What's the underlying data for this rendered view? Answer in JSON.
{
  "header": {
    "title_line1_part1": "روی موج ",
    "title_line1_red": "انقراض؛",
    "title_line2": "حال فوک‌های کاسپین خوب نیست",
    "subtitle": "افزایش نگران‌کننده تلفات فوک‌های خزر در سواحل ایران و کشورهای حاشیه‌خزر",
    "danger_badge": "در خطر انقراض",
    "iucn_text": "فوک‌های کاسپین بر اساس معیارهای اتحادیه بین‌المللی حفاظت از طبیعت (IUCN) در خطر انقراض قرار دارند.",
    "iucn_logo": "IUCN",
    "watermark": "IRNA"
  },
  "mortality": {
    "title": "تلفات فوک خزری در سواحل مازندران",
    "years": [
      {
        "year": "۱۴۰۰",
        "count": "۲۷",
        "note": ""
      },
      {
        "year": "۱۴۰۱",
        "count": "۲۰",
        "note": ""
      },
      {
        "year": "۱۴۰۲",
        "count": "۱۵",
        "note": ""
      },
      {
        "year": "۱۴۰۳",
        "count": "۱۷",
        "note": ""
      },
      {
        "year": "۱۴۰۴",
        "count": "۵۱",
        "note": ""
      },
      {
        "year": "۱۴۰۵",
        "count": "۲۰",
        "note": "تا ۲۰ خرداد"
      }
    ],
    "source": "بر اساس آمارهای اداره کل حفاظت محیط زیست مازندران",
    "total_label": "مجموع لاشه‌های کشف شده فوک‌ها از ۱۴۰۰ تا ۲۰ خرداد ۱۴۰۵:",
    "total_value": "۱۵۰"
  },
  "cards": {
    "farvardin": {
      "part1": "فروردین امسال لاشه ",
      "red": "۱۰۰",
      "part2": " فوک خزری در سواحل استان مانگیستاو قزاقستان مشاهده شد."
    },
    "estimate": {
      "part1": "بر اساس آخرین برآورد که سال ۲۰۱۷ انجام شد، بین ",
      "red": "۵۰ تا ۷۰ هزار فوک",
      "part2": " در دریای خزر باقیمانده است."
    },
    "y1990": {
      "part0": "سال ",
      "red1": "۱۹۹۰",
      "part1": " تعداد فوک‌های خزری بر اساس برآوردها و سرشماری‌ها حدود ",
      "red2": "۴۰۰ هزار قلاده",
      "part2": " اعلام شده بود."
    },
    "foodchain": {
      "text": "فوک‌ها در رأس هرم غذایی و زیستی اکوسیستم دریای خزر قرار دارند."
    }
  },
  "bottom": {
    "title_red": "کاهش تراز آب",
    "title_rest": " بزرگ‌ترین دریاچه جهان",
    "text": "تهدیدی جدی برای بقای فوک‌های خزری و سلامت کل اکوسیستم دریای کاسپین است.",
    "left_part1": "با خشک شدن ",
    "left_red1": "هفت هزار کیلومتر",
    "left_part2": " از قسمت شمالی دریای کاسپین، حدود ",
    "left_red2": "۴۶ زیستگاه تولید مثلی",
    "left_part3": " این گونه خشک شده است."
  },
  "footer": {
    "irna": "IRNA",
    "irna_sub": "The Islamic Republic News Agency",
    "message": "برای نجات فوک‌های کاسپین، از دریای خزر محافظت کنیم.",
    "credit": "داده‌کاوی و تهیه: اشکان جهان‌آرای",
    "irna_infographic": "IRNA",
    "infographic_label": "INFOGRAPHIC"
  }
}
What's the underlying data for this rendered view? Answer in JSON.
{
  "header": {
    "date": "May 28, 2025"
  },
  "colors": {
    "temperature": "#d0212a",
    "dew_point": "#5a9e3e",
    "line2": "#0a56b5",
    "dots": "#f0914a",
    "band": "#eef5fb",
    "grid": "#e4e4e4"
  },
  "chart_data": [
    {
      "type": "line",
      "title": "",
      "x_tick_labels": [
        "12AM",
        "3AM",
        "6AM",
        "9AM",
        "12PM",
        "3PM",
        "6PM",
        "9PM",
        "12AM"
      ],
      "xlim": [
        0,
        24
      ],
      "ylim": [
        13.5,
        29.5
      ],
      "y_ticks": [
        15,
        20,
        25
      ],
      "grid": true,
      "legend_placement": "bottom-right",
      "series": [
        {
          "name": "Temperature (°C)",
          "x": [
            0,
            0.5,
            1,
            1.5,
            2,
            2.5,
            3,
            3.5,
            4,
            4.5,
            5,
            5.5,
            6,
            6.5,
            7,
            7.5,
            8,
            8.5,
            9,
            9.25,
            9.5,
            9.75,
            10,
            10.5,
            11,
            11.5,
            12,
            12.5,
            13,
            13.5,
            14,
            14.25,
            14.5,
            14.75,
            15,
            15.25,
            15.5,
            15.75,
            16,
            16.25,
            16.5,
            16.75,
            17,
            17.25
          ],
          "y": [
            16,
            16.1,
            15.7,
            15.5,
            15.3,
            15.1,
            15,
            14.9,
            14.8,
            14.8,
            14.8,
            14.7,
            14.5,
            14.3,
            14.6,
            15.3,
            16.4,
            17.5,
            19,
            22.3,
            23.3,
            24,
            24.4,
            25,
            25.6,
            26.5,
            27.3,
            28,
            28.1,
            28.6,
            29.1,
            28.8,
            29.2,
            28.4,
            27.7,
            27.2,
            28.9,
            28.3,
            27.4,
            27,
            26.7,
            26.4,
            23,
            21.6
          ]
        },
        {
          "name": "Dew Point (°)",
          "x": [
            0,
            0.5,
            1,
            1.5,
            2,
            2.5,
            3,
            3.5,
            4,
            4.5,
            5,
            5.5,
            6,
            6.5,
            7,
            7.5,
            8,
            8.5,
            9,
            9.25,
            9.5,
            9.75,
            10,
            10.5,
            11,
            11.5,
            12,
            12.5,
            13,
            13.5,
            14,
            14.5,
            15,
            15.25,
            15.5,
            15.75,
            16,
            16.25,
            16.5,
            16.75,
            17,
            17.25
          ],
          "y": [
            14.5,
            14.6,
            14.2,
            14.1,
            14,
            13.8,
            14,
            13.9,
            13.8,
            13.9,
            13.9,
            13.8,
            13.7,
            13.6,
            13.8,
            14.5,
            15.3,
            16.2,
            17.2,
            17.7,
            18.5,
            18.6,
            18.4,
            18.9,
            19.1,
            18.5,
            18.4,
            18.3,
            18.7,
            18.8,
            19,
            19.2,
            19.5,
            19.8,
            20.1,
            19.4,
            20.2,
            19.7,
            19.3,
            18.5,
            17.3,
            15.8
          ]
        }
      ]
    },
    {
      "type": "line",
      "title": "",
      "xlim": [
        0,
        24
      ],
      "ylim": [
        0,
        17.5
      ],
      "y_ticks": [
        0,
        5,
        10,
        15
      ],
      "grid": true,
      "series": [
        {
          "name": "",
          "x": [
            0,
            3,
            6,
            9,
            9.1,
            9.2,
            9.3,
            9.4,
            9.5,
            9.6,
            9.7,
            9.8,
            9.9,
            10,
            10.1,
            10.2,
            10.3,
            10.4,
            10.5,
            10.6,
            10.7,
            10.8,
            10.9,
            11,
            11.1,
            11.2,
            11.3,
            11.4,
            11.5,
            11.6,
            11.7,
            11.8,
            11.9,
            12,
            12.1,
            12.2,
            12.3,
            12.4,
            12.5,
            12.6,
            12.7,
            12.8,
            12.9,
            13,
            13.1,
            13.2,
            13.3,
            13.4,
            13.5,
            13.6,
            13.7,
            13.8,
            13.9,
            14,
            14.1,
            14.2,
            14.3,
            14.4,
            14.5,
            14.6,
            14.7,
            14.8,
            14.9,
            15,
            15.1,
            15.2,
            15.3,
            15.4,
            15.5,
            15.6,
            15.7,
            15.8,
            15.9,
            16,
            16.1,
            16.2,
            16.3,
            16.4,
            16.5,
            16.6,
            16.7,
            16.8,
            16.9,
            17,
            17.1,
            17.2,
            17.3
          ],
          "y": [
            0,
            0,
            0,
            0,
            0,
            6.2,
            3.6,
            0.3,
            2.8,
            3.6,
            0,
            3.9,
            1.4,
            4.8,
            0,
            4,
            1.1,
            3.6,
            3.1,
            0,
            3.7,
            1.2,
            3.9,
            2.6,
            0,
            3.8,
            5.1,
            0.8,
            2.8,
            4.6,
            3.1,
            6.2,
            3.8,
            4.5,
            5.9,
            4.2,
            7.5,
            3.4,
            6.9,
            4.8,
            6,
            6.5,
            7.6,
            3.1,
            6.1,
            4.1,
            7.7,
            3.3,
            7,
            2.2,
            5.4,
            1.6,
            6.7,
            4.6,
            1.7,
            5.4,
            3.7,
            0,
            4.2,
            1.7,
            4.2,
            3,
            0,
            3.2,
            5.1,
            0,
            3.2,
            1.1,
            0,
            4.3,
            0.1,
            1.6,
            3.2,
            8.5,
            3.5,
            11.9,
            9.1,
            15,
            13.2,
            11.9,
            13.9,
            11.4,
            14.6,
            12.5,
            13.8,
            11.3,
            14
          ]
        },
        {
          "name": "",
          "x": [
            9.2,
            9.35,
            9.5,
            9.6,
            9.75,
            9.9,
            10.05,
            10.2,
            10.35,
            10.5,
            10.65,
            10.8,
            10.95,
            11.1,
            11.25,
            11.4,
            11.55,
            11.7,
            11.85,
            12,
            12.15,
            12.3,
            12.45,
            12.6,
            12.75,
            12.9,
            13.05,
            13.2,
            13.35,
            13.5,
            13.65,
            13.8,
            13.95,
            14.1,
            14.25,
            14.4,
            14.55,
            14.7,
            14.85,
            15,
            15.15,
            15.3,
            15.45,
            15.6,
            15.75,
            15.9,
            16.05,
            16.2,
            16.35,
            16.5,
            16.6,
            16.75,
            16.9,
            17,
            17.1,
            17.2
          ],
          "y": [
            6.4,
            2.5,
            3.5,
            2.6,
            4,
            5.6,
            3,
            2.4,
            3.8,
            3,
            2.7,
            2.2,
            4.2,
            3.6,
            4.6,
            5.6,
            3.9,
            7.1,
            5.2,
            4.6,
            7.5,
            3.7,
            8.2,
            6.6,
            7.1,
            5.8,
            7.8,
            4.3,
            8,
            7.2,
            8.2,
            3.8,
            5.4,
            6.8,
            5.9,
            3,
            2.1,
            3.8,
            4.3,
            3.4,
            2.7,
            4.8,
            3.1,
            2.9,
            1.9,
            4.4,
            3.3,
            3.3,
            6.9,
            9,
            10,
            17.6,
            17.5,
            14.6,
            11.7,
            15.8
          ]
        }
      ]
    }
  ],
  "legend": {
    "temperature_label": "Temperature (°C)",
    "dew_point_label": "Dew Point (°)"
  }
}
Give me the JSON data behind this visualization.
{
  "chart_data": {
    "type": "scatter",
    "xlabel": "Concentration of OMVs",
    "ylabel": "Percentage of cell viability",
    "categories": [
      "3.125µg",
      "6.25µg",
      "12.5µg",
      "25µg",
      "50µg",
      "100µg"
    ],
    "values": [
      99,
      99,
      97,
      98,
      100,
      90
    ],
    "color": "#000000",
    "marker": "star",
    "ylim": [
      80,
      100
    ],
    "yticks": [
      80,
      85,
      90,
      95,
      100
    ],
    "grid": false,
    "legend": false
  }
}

PROBLEM TO WORK ON:
Check each line above for the word "جهان" and give the number of lines that have it, nothing else.

EXERCISE RESPONSE:
2